### What needs to be done
Tally up how many lines in the listing below contain the string "content", and give only the total.

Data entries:
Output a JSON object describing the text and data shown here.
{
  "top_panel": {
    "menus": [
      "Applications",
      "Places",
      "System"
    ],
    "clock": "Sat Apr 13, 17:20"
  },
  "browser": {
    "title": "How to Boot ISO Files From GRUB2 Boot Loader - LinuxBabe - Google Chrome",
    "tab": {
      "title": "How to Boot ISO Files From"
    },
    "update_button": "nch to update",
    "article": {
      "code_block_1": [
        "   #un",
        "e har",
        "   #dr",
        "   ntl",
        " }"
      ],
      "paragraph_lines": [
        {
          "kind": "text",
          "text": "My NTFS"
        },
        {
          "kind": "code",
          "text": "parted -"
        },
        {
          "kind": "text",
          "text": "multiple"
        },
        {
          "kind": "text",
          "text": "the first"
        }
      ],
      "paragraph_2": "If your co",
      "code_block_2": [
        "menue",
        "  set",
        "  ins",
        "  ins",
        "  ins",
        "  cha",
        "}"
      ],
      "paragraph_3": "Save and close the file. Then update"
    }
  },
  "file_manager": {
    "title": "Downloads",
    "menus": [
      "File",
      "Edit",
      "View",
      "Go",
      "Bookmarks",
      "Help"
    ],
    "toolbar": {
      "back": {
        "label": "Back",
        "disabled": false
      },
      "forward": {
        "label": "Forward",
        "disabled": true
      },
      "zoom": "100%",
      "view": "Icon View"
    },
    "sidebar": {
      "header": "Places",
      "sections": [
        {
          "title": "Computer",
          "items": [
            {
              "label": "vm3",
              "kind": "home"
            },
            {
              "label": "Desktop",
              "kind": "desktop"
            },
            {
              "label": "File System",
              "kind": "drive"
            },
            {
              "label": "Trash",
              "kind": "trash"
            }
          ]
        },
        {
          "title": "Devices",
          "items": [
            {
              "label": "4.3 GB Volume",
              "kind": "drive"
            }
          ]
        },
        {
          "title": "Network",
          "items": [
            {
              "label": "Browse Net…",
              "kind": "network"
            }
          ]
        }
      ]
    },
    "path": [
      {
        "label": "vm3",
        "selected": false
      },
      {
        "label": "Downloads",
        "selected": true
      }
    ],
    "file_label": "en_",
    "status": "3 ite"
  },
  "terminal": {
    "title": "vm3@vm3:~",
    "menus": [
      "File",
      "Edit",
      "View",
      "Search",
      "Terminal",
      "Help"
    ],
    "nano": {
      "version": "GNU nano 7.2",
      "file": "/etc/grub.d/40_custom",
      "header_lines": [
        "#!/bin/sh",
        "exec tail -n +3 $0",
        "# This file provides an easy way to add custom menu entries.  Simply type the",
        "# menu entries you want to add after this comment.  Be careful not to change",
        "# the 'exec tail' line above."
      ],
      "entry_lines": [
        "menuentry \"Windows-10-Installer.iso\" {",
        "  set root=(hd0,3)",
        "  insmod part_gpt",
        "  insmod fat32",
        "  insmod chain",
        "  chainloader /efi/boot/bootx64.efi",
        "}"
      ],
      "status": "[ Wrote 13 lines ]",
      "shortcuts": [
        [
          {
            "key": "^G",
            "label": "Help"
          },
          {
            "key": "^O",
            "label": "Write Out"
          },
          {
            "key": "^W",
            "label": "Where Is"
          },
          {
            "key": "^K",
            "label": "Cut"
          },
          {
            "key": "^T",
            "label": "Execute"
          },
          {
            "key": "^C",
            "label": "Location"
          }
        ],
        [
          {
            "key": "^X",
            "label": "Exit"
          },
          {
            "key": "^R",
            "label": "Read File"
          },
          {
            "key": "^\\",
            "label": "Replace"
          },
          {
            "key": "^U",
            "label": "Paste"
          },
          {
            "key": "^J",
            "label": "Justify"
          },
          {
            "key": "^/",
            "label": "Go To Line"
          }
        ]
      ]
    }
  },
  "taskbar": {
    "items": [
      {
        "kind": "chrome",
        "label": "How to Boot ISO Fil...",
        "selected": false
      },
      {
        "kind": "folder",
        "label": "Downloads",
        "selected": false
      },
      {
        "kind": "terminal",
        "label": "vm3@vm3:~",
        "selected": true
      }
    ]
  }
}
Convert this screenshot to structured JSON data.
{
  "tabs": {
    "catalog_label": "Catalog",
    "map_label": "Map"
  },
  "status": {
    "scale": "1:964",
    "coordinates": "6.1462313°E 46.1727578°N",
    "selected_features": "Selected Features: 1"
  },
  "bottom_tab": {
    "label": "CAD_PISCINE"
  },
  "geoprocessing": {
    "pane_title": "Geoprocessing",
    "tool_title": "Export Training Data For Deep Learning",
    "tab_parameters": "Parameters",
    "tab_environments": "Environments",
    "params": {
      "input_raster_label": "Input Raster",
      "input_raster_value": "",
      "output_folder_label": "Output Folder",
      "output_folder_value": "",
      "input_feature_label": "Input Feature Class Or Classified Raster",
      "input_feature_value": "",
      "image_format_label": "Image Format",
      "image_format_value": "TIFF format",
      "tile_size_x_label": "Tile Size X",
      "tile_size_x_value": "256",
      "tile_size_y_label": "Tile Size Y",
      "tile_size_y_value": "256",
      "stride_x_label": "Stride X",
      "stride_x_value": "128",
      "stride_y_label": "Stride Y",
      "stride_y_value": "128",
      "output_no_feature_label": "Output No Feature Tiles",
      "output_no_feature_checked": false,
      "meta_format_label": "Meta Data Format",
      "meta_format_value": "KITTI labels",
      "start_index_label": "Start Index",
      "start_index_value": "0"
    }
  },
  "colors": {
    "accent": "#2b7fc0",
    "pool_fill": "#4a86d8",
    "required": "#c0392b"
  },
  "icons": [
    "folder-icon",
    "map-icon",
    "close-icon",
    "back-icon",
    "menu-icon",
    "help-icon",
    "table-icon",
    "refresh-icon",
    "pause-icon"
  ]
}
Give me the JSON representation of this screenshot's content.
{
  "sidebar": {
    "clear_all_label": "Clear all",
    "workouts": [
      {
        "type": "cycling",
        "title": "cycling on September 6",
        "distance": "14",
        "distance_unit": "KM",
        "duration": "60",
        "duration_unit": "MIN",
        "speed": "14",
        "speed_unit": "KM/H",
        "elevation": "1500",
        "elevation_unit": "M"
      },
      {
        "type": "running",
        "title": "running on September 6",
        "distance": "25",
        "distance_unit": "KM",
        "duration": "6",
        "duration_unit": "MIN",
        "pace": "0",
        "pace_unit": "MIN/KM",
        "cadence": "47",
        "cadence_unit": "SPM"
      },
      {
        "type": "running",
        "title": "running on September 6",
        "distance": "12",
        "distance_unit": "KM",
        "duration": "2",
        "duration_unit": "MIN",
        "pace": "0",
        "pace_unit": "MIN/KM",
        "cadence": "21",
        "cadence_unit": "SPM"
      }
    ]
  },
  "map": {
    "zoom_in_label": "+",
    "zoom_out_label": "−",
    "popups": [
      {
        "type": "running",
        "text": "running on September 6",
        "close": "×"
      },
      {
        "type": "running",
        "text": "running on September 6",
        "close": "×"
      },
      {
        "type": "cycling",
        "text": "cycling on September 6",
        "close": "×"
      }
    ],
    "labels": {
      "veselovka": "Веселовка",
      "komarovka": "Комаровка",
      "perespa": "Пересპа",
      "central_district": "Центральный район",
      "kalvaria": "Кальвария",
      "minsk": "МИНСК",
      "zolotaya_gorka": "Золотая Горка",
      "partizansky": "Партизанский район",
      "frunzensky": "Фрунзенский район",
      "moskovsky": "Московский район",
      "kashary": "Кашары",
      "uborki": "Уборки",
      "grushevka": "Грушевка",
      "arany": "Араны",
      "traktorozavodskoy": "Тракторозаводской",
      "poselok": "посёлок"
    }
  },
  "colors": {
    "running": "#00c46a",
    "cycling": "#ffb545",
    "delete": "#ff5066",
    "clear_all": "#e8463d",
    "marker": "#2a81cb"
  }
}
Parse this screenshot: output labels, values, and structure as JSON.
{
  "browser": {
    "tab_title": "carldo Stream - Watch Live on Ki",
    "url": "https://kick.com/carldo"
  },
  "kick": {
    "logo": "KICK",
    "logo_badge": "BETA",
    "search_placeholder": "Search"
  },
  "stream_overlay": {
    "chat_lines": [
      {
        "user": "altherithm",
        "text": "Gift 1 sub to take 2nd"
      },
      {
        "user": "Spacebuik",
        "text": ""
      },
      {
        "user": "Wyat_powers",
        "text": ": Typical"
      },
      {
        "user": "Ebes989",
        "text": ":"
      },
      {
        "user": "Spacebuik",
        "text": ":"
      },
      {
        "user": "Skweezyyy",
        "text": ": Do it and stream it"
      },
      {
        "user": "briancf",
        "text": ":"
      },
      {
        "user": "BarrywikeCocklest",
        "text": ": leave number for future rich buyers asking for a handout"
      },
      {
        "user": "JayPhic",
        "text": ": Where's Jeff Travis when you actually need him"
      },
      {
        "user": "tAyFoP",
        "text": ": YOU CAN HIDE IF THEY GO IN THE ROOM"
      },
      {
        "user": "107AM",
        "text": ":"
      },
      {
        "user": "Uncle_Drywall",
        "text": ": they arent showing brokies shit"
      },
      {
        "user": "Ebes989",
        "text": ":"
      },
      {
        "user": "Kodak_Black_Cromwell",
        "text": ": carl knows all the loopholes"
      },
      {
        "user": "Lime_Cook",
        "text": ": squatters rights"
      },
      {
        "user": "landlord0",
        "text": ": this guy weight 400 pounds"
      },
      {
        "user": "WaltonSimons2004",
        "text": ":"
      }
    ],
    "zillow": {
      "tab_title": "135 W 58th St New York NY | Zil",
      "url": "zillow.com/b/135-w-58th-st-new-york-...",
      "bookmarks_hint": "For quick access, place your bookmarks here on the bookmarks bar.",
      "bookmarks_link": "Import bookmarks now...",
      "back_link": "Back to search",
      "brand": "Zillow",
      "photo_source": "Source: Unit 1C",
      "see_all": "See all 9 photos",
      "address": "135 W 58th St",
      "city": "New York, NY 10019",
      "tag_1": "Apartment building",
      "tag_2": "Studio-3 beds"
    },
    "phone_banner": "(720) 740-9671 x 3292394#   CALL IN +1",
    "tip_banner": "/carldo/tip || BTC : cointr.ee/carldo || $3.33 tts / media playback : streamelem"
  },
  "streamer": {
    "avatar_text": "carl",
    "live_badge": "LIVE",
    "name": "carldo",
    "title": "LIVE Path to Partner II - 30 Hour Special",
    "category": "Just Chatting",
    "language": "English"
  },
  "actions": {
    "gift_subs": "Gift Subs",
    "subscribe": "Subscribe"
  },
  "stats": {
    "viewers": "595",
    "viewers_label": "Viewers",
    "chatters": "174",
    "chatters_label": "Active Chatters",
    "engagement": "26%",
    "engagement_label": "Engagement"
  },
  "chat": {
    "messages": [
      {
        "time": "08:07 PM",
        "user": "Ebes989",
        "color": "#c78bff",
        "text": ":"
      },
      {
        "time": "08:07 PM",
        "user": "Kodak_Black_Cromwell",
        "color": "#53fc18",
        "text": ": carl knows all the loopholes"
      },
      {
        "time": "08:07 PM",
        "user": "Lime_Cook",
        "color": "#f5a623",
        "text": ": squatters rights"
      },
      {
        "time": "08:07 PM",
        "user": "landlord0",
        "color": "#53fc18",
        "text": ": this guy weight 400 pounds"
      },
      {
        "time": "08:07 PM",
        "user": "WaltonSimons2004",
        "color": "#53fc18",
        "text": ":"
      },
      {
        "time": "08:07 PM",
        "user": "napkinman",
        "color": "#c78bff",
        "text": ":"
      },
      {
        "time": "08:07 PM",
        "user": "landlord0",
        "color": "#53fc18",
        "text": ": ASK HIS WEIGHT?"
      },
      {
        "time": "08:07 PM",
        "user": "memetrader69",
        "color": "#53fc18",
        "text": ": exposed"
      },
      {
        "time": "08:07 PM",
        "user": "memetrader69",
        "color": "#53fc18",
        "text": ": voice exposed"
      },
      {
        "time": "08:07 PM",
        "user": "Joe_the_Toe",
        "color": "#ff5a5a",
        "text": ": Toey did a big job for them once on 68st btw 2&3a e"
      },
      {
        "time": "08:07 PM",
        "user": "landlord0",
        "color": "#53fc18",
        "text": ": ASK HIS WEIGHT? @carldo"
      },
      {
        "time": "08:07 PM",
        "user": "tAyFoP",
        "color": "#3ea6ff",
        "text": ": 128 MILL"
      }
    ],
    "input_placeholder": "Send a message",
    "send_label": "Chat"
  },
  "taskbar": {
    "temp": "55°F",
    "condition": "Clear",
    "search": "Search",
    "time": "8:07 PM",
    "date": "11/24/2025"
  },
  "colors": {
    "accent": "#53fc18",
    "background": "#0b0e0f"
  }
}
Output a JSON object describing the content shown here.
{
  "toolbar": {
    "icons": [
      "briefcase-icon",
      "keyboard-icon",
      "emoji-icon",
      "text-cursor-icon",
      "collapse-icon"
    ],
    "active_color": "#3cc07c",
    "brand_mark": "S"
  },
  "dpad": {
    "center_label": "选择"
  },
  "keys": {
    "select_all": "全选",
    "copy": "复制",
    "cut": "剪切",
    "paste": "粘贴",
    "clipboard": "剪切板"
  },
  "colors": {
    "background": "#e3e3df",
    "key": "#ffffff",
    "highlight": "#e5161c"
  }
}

### Solution for this problem
2